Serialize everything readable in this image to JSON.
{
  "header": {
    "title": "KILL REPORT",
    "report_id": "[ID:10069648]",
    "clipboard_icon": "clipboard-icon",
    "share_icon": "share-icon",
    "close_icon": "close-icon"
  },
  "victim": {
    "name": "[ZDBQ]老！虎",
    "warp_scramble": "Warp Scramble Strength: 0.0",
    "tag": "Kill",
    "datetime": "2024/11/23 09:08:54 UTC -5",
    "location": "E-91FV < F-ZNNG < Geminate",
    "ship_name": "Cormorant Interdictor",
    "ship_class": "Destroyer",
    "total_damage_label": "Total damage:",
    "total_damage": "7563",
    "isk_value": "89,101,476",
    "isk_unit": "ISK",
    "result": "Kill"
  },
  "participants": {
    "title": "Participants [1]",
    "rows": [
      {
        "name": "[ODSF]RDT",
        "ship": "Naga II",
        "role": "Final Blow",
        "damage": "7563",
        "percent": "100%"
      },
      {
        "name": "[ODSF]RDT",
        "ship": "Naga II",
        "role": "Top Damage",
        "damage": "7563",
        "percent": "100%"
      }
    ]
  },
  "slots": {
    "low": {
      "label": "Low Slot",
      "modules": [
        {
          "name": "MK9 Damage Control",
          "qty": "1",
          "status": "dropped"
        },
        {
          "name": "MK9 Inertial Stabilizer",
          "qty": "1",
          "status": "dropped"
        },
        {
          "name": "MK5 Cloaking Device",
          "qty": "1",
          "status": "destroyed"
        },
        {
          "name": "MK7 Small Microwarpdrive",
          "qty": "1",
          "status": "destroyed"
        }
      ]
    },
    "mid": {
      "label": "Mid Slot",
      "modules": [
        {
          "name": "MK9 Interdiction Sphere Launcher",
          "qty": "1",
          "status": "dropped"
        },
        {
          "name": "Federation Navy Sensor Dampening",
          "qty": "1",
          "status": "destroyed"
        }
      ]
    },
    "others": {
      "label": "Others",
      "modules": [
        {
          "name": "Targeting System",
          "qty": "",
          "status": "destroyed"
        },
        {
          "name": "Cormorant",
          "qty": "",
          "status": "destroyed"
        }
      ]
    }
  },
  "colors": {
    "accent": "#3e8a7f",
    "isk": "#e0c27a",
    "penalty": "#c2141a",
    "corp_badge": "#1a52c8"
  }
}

○ ○ ○ ○ ○ ○ ○

All entries must be repeated verbatim.

Finished task
Serialize everything readable in this image to JSON.
{
  "header": {
    "title": "KILL REPORT",
    "report_id": "[ID:10069648]",
    "clipboard_icon": "clipboard-icon",
    "share_icon": "share-icon",
    "close_icon": "close-icon"
  },
  "victim": {
    "name": "[ZDBQ]老！虎",
    "warp_scramble": "Warp Scramble Strength: 0.0",
    "tag": "Kill",
    "datetime": "2024/11/23 09:08:54 UTC -5",
    "location": "E-91FV < F-ZNNG < Geminate",
    "ship_name": "Cormorant Interdictor",
    "ship_class": "Destroyer",
    "total_damage_label": "Total damage:",
    "total_damage": "7563",
    "isk_value": "89,101,476",
    "isk_unit": "ISK",
    "result": "Kill"
  },
  "participants": {
    "title": "Participants [1]",
    "rows": [
      {
        "name": "[ODSF]RDT",
        "ship": "Naga II",
        "role": "Final Blow",
        "damage": "7563",
        "percent": "100%"
      },
      {
        "name": "[ODSF]RDT",
        "ship": "Naga II",
        "role": "Top Damage",
        "damage": "7563",
        "percent": "100%"
      }
    ]
  },
  "slots": {
    "low": {
      "label": "Low Slot",
      "modules": [
        {
          "name": "MK9 Damage Control",
          "qty": "1",
          "status": "dropped"
        },
        {
          "name": "MK9 Inertial Stabilizer",
          "qty": "1",
          "status": "dropped"
        },
        {
          "name": "MK5 Cloaking Device",
          "qty": "1",
          "status": "destroyed"
        },
        {
          "name": "MK7 Small Microwarpdrive",
          "qty": "1",
          "status": "destroyed"
        }
      ]
    },
    "mid": {
      "label": "Mid Slot",
      "modules": [
        {
          "name": "MK9 Interdiction Sphere Launcher",
          "qty": "1",
          "status": "dropped"
        },
        {
          "name": "Federation Navy Sensor Dampening",
          "qty": "1",
          "status": "destroyed"
        }
      ]
    },
    "others": {
      "label": "Others",
      "modules": [
        {
          "name": "Targeting System",
          "qty": "",
          "status": "destroyed"
        },
        {
          "name": "Cormorant",
          "qty": "",
          "status": "destroyed"
        }
      ]
    }
  },
  "colors": {
    "accent": "#3e8a7f",
    "isk": "#e0c27a",
    "penalty": "#c2141a",
    "corp_badge": "#1a52c8"
  }
}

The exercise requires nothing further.